## INSTRUCTION
Copy verbatim the lines of the material below, from the line containing "image-drop-zone[interactable]: Drop Image" to the line containing "image-icon bbox=[54, 113, 68, 127]", with both of those lines included.

%%

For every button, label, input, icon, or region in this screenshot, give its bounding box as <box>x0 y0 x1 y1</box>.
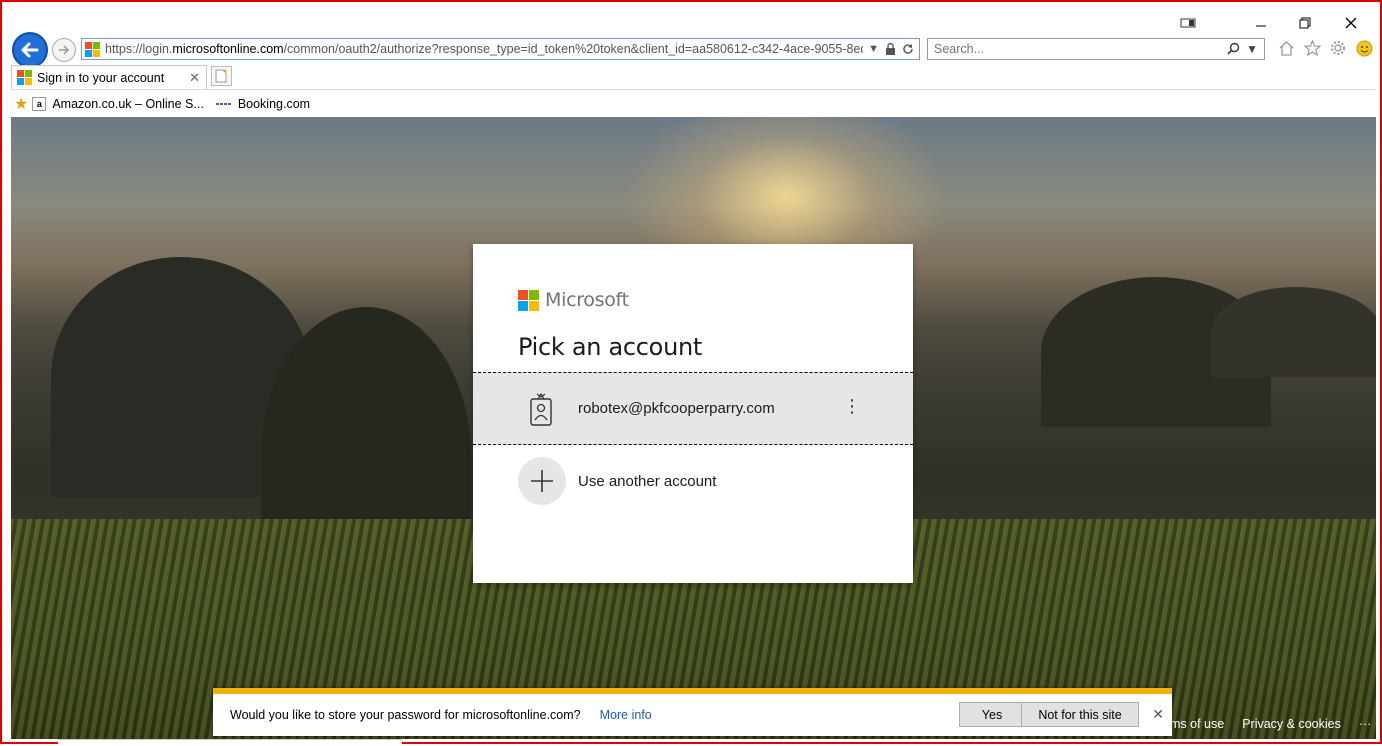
page-background: Microsoft Pick an account robotex@pkfcoo… <box>11 117 1376 739</box>
booking-favicon-icon <box>215 97 232 111</box>
tab-sign-in[interactable]: Sign in to your account ✕ <box>11 65 207 89</box>
microsoft-wordmark: Microsoft <box>545 289 629 311</box>
new-tab-button[interactable] <box>211 66 232 86</box>
favorite-amazon[interactable]: a Amazon.co.uk – Online S... <box>32 96 204 111</box>
account-email: robotex@pkfcooperparry.com <box>578 400 775 417</box>
back-button[interactable] <box>12 32 48 68</box>
microsoft-logo-icon <box>518 289 539 311</box>
footer-links: ms of use Privacy & cookies ··· <box>1170 717 1371 731</box>
favorites-bar: ★ a Amazon.co.uk – Online S... Booking.c… <box>11 89 1375 117</box>
favorite-label: Amazon.co.uk – Online S... <box>52 96 204 111</box>
work-account-badge-icon <box>530 392 552 426</box>
add-account-icon <box>518 457 566 505</box>
forward-button[interactable] <box>52 38 76 62</box>
lock-icon[interactable] <box>885 43 896 55</box>
refresh-icon[interactable] <box>902 43 914 55</box>
close-tab-icon[interactable]: ✕ <box>189 70 200 86</box>
search-input[interactable] <box>934 42 1228 56</box>
privacy-cookies-link[interactable]: Privacy & cookies <box>1242 717 1341 731</box>
use-another-account[interactable]: Use another account <box>518 457 716 505</box>
more-info-link[interactable]: More info <box>600 708 652 722</box>
url-domain: microsoftonline.com <box>172 42 284 56</box>
amazon-favicon-icon: a <box>32 96 47 111</box>
address-bar[interactable]: https://login.microsoftonline.com/common… <box>81 38 920 60</box>
favorite-label: Booking.com <box>237 96 311 111</box>
account-picker-card: Microsoft Pick an account robotex@pkfcoo… <box>473 244 913 583</box>
arrow-right-icon <box>59 45 70 55</box>
taskbar-strip <box>58 739 402 746</box>
dropdown-arrow-icon[interactable]: ▼ <box>868 43 879 55</box>
url-rest: /common/oauth2/authorize?response_type=i… <box>283 42 864 56</box>
search-dropdown-icon[interactable]: ▼ <box>1246 42 1258 56</box>
address-url[interactable]: https://login.microsoftonline.com/common… <box>105 42 863 56</box>
close-notification-icon[interactable]: ✕ <box>1152 706 1164 723</box>
yes-button[interactable]: Yes <box>959 702 1025 727</box>
favorites-star-icon[interactable] <box>1302 38 1322 58</box>
terms-of-use-link[interactable]: ms of use <box>1170 717 1224 731</box>
add-favorites-star-icon[interactable]: ★ <box>14 94 28 114</box>
more-options-icon[interactable]: ··· <box>1359 717 1372 731</box>
search-box[interactable]: ▼ <box>927 38 1265 60</box>
arrow-left-icon <box>21 42 39 58</box>
use-another-account-label: Use another account <box>578 472 717 490</box>
save-password-notification: Would you like to store your password fo… <box>213 688 1172 736</box>
microsoft-favicon-icon <box>85 41 100 57</box>
minimize-button[interactable] <box>1250 12 1272 34</box>
favorite-booking[interactable]: Booking.com <box>215 96 311 111</box>
restore-button[interactable] <box>1294 12 1316 34</box>
microsoft-logo: Microsoft <box>518 289 629 311</box>
compat-view-icon[interactable] <box>1178 12 1198 34</box>
tab-title: Sign in to your account <box>37 70 165 85</box>
search-icon[interactable] <box>1227 42 1240 55</box>
notification-message: Would you like to store your password fo… <box>230 708 581 722</box>
page-title: Pick an account <box>518 333 702 361</box>
new-tab-icon <box>215 69 227 83</box>
smiley-feedback-icon[interactable] <box>1354 38 1374 58</box>
account-options-icon[interactable]: ⋮ <box>843 397 861 415</box>
account-tile[interactable]: robotex@pkfcooperparry.com ⋮ <box>473 372 913 445</box>
settings-gear-icon[interactable] <box>1328 38 1348 58</box>
not-for-this-site-button[interactable]: Not for this site <box>1021 702 1139 727</box>
home-icon[interactable] <box>1276 38 1296 58</box>
close-window-button[interactable] <box>1340 12 1362 34</box>
microsoft-favicon-icon <box>17 70 32 85</box>
browser-window: https://login.microsoftonline.com/common… <box>0 0 1382 746</box>
url-prefix: https://login. <box>105 42 173 56</box>
mountain-shape <box>1211 287 1376 377</box>
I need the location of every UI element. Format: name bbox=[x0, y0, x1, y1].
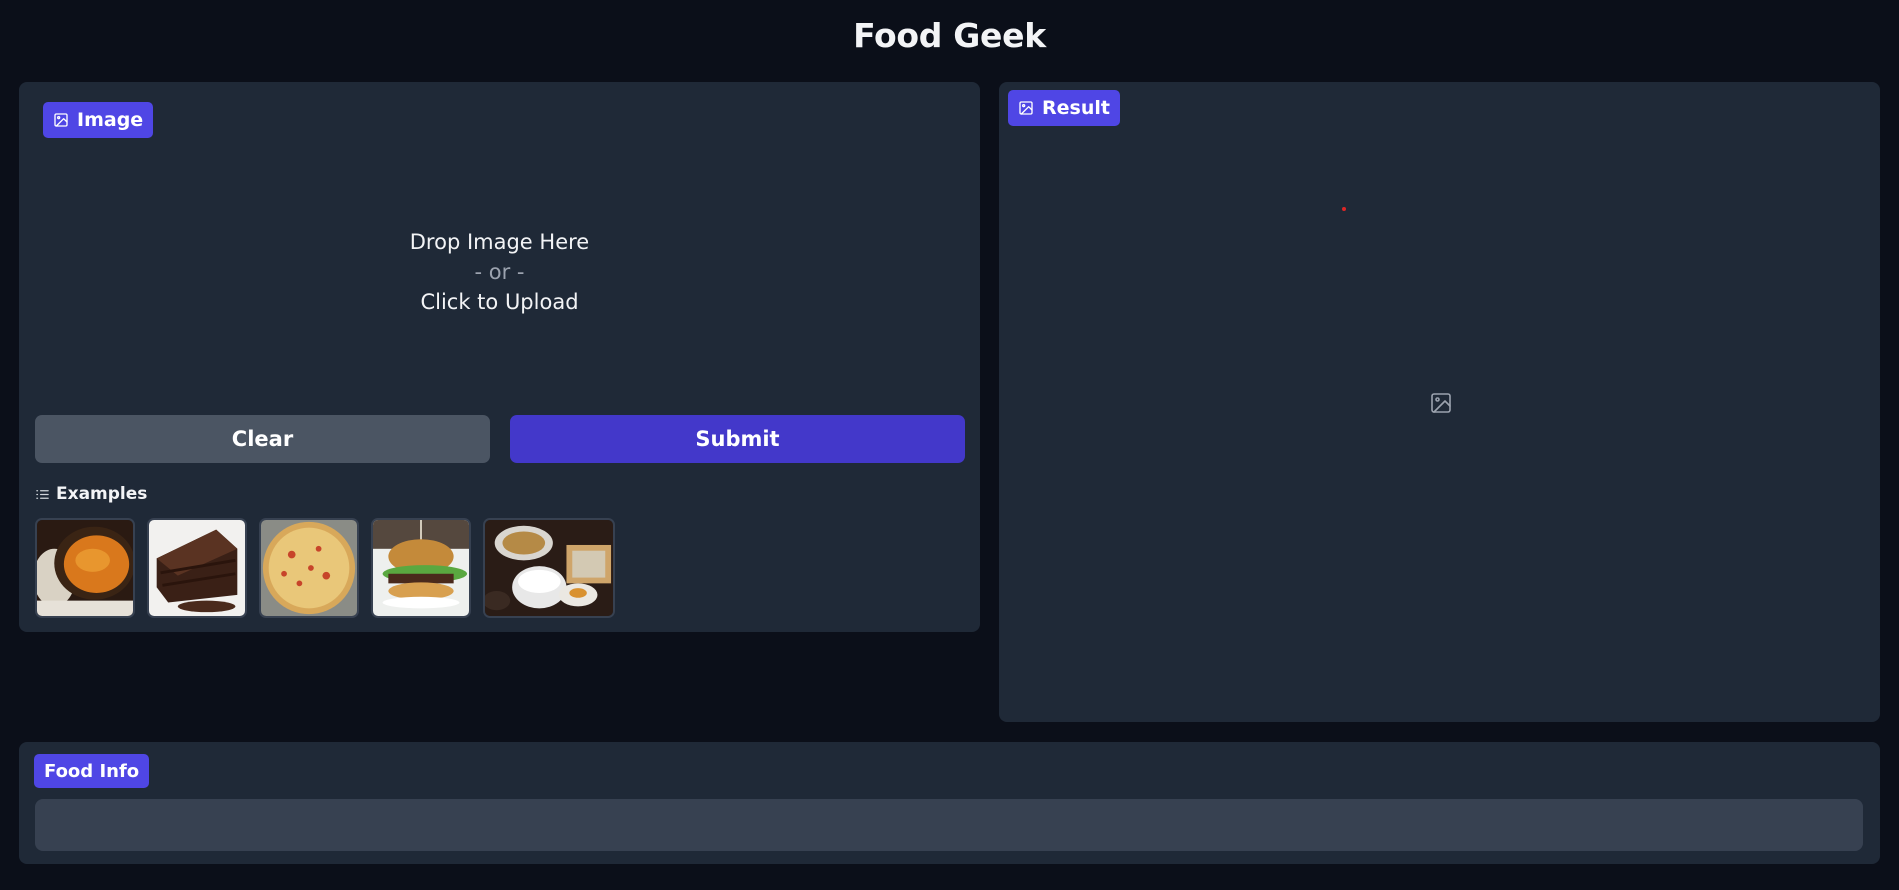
image-drop-zone[interactable]: Drop Image Here - or - Click to Upload bbox=[34, 142, 965, 402]
food-info-label-badge: Food Info bbox=[34, 754, 150, 788]
food-info-panel: Food Info bbox=[19, 742, 1880, 864]
image-label-text: Image bbox=[77, 109, 144, 131]
hamburger-image bbox=[373, 520, 469, 616]
image-placeholder-icon bbox=[1431, 393, 1451, 413]
page-title: Food Geek bbox=[853, 16, 1046, 55]
drop-image-text: Drop Image Here bbox=[409, 230, 590, 254]
examples-header: Examples bbox=[35, 484, 147, 504]
list-icon bbox=[36, 489, 49, 499]
image-icon bbox=[54, 113, 68, 127]
chocolate-cake-image bbox=[149, 520, 245, 616]
image-input-panel: Image Drop Image Here - or - Click to Up… bbox=[19, 82, 980, 632]
example-thumbnail-chocolate-cake[interactable] bbox=[147, 518, 247, 618]
food-info-label-text: Food Info bbox=[44, 760, 140, 782]
submit-button[interactable]: Submit bbox=[510, 415, 965, 463]
status-dot bbox=[1342, 207, 1346, 211]
japanese-meal-image bbox=[485, 520, 613, 616]
result-panel: Result bbox=[999, 82, 1880, 722]
example-thumbnail-japanese-meal[interactable] bbox=[483, 518, 615, 618]
result-label-text: Result bbox=[1042, 97, 1110, 119]
example-thumbnail-curry[interactable] bbox=[35, 518, 135, 618]
image-label-badge: Image bbox=[43, 102, 154, 138]
click-to-upload-text: Click to Upload bbox=[420, 290, 579, 314]
food-info-textbox[interactable] bbox=[35, 799, 1863, 851]
image-icon bbox=[1019, 101, 1033, 115]
examples-gallery bbox=[35, 518, 615, 618]
pizza-image bbox=[261, 520, 357, 616]
examples-label-text: Examples bbox=[56, 484, 148, 504]
result-label-badge: Result bbox=[1008, 90, 1120, 126]
clear-button[interactable]: Clear bbox=[35, 415, 490, 463]
or-separator-text: - or - bbox=[474, 260, 525, 284]
curry-image bbox=[37, 520, 133, 616]
example-thumbnail-hamburger[interactable] bbox=[371, 518, 471, 618]
example-thumbnail-pizza[interactable] bbox=[259, 518, 359, 618]
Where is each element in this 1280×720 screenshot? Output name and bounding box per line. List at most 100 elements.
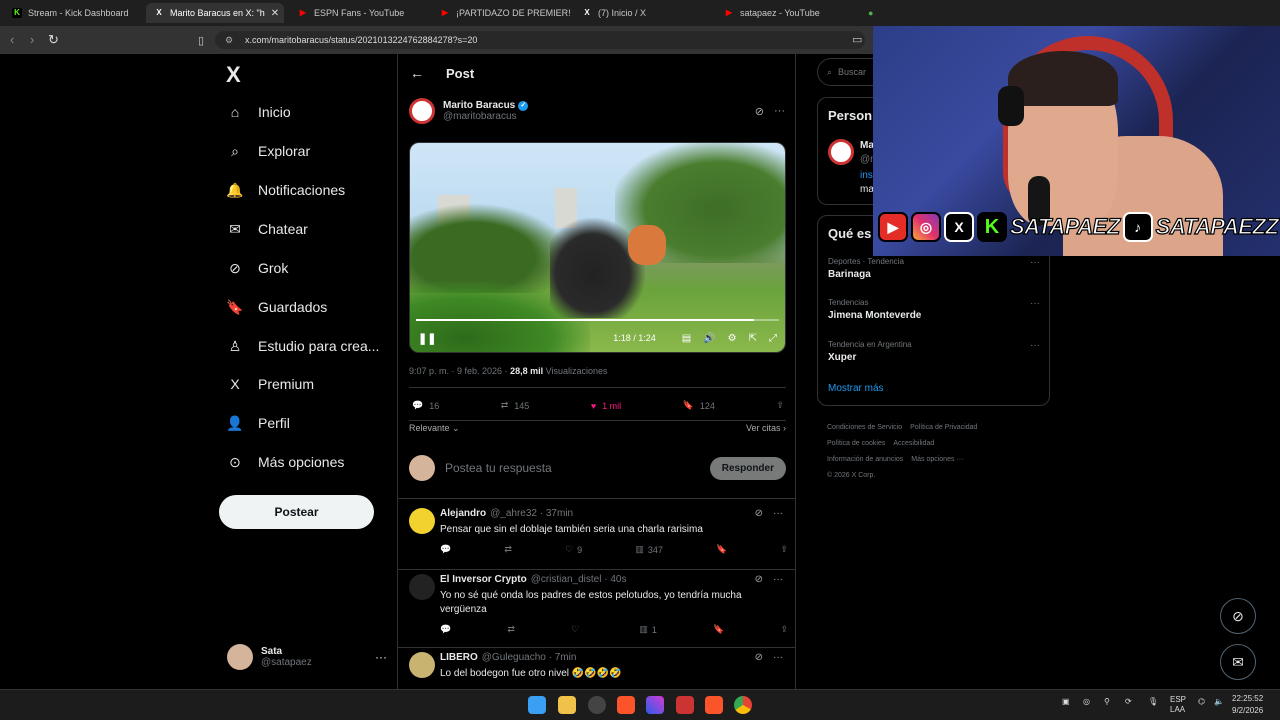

%%

## TASK RESPONSE
image-drop-zone[interactable]: Drop Image Here - or - Click to Upload bbox=[34, 142, 965, 402]
food-info-label-badge: Food Info bbox=[34, 754, 150, 788]
food-info-panel: Food Info bbox=[19, 742, 1880, 864]
image-label-text: Image bbox=[77, 109, 144, 131]
hamburger-image bbox=[373, 520, 469, 616]
image-placeholder-icon bbox=[1431, 393, 1451, 413]
page-title: Food Geek bbox=[853, 16, 1046, 55]
drop-image-text: Drop Image Here bbox=[409, 230, 590, 254]
examples-header: Examples bbox=[35, 484, 147, 504]
list-icon bbox=[36, 489, 49, 499]
image-icon bbox=[54, 113, 68, 127]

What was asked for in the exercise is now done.